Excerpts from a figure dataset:
* BEGIN *
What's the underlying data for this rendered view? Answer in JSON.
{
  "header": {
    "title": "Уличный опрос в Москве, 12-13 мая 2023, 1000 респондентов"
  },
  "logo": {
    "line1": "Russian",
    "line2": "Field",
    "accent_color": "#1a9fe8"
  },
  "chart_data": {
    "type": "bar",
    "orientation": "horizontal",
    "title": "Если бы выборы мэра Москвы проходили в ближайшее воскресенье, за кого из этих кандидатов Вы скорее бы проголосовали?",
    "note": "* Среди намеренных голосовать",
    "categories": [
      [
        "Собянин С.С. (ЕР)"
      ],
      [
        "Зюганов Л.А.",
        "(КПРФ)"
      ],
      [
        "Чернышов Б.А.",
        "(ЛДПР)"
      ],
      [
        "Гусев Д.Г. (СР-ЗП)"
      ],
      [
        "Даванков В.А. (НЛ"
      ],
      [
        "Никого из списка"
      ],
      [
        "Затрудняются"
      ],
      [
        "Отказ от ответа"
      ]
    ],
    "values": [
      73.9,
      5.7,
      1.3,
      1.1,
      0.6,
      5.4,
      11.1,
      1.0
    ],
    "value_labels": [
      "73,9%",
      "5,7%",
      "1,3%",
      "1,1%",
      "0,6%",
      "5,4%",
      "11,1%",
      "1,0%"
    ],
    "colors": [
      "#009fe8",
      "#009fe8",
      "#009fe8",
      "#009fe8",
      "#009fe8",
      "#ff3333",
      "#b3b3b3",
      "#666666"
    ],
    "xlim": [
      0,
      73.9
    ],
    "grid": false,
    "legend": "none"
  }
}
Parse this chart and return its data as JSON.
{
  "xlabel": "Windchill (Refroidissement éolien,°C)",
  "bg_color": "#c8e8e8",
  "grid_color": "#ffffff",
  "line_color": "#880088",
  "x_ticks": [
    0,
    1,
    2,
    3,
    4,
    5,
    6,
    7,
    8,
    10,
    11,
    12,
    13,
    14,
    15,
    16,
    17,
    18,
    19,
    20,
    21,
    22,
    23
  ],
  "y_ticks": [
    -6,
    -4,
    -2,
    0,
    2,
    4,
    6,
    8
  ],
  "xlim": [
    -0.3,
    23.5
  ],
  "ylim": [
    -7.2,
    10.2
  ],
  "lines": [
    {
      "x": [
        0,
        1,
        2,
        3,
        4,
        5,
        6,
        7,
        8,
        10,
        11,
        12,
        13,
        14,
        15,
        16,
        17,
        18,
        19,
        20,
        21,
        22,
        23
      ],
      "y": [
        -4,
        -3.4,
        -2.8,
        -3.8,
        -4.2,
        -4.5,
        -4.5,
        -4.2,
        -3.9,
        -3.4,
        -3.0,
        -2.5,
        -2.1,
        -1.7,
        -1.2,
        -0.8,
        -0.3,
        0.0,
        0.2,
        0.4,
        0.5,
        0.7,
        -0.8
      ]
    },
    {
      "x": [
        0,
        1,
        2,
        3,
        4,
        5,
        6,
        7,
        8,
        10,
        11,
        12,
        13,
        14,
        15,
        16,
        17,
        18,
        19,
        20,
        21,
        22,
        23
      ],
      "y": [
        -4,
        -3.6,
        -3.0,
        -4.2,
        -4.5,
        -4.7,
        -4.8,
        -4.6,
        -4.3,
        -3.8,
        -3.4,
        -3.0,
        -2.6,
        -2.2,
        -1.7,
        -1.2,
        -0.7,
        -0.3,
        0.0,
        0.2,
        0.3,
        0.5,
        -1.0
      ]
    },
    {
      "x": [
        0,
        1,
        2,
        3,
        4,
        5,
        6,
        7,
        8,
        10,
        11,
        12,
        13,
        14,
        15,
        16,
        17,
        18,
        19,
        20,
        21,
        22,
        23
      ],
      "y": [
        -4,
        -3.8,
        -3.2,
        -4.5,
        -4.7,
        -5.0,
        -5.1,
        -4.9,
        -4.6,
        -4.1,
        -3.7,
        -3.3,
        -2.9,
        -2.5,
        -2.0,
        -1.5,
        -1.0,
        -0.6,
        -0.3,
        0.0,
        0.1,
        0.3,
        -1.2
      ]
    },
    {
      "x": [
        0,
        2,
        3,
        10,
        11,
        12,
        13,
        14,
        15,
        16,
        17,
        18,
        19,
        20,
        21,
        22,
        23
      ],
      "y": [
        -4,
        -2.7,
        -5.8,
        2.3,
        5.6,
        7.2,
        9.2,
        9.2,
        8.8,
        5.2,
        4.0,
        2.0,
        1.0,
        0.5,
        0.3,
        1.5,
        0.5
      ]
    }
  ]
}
* END *
WORK TO COMPLETE:
Print back all the lines verbatim.

RESPONSE TO THE TASK:
What's the underlying data for this rendered view? Answer in JSON.
{
  "header": {
    "title": "Уличный опрос в Москве, 12-13 мая 2023, 1000 респондентов"
  },
  "logo": {
    "line1": "Russian",
    "line2": "Field",
    "accent_color": "#1a9fe8"
  },
  "chart_data": {
    "type": "bar",
    "orientation": "horizontal",
    "title": "Если бы выборы мэра Москвы проходили в ближайшее воскресенье, за кого из этих кандидатов Вы скорее бы проголосовали?",
    "note": "* Среди намеренных голосовать",
    "categories": [
      [
        "Собянин С.С. (ЕР)"
      ],
      [
        "Зюганов Л.А.",
        "(КПРФ)"
      ],
      [
        "Чернышов Б.А.",
        "(ЛДПР)"
      ],
      [
        "Гусев Д.Г. (СР-ЗП)"
      ],
      [
        "Даванков В.А. (НЛ"
      ],
      [
        "Никого из списка"
      ],
      [
        "Затрудняются"
      ],
      [
        "Отказ от ответа"
      ]
    ],
    "values": [
      73.9,
      5.7,
      1.3,
      1.1,
      0.6,
      5.4,
      11.1,
      1.0
    ],
    "value_labels": [
      "73,9%",
      "5,7%",
      "1,3%",
      "1,1%",
      "0,6%",
      "5,4%",
      "11,1%",
      "1,0%"
    ],
    "colors": [
      "#009fe8",
      "#009fe8",
      "#009fe8",
      "#009fe8",
      "#009fe8",
      "#ff3333",
      "#b3b3b3",
      "#666666"
    ],
    "xlim": [
      0,
      73.9
    ],
    "grid": false,
    "legend": "none"
  }
}
Parse this chart and return its data as JSON.
{
  "xlabel": "Windchill (Refroidissement éolien,°C)",
  "bg_color": "#c8e8e8",
  "grid_color": "#ffffff",
  "line_color": "#880088",
  "x_ticks": [
    0,
    1,
    2,
    3,
    4,
    5,
    6,
    7,
    8,
    10,
    11,
    12,
    13,
    14,
    15,
    16,
    17,
    18,
    19,
    20,
    21,
    22,
    23
  ],
  "y_ticks": [
    -6,
    -4,
    -2,
    0,
    2,
    4,
    6,
    8
  ],
  "xlim": [
    -0.3,
    23.5
  ],
  "ylim": [
    -7.2,
    10.2
  ],
  "lines": [
    {
      "x": [
        0,
        1,
        2,
        3,
        4,
        5,
        6,
        7,
        8,
        10,
        11,
        12,
        13,
        14,
        15,
        16,
        17,
        18,
        19,
        20,
        21,
        22,
        23
      ],
      "y": [
        -4,
        -3.4,
        -2.8,
        -3.8,
        -4.2,
        -4.5,
        -4.5,
        -4.2,
        -3.9,
        -3.4,
        -3.0,
        -2.5,
        -2.1,
        -1.7,
        -1.2,
        -0.8,
        -0.3,
        0.0,
        0.2,
        0.4,
        0.5,
        0.7,
        -0.8
      ]
    },
    {
      "x": [
        0,
        1,
        2,
        3,
        4,
        5,
        6,
        7,
        8,
        10,
        11,
        12,
        13,
        14,
        15,
        16,
        17,
        18,
        19,
        20,
        21,
        22,
        23
      ],
      "y": [
        -4,
        -3.6,
        -3.0,
        -4.2,
        -4.5,
        -4.7,
        -4.8,
        -4.6,
        -4.3,
        -3.8,
        -3.4,
        -3.0,
        -2.6,
        -2.2,
        -1.7,
        -1.2,
        -0.7,
        -0.3,
        0.0,
        0.2,
        0.3,
        0.5,
        -1.0
      ]
    },
    {
      "x": [
        0,
        1,
        2,
        3,
        4,
        5,
        6,
        7,
        8,
        10,
        11,
        12,
        13,
        14,
        15,
        16,
        17,
        18,
        19,
        20,
        21,
        22,
        23
      ],
      "y": [
        -4,
        -3.8,
        -3.2,
        -4.5,
        -4.7,
        -5.0,
        -5.1,
        -4.9,
        -4.6,
        -4.1,
        -3.7,
        -3.3,
        -2.9,
        -2.5,
        -2.0,
        -1.5,
        -1.0,
        -0.6,
        -0.3,
        0.0,
        0.1,
        0.3,
        -1.2
      ]
    },
    {
      "x": [
        0,
        2,
        3,
        10,
        11,
        12,
        13,
        14,
        15,
        16,
        17,
        18,
        19,
        20,
        21,
        22,
        23
      ],
      "y": [
        -4,
        -2.7,
        -5.8,
        2.3,
        5.6,
        7.2,
        9.2,
        9.2,
        8.8,
        5.2,
        4.0,
        2.0,
        1.0,
        0.5,
        0.3,
        1.5,
        0.5
      ]
    }
  ]
}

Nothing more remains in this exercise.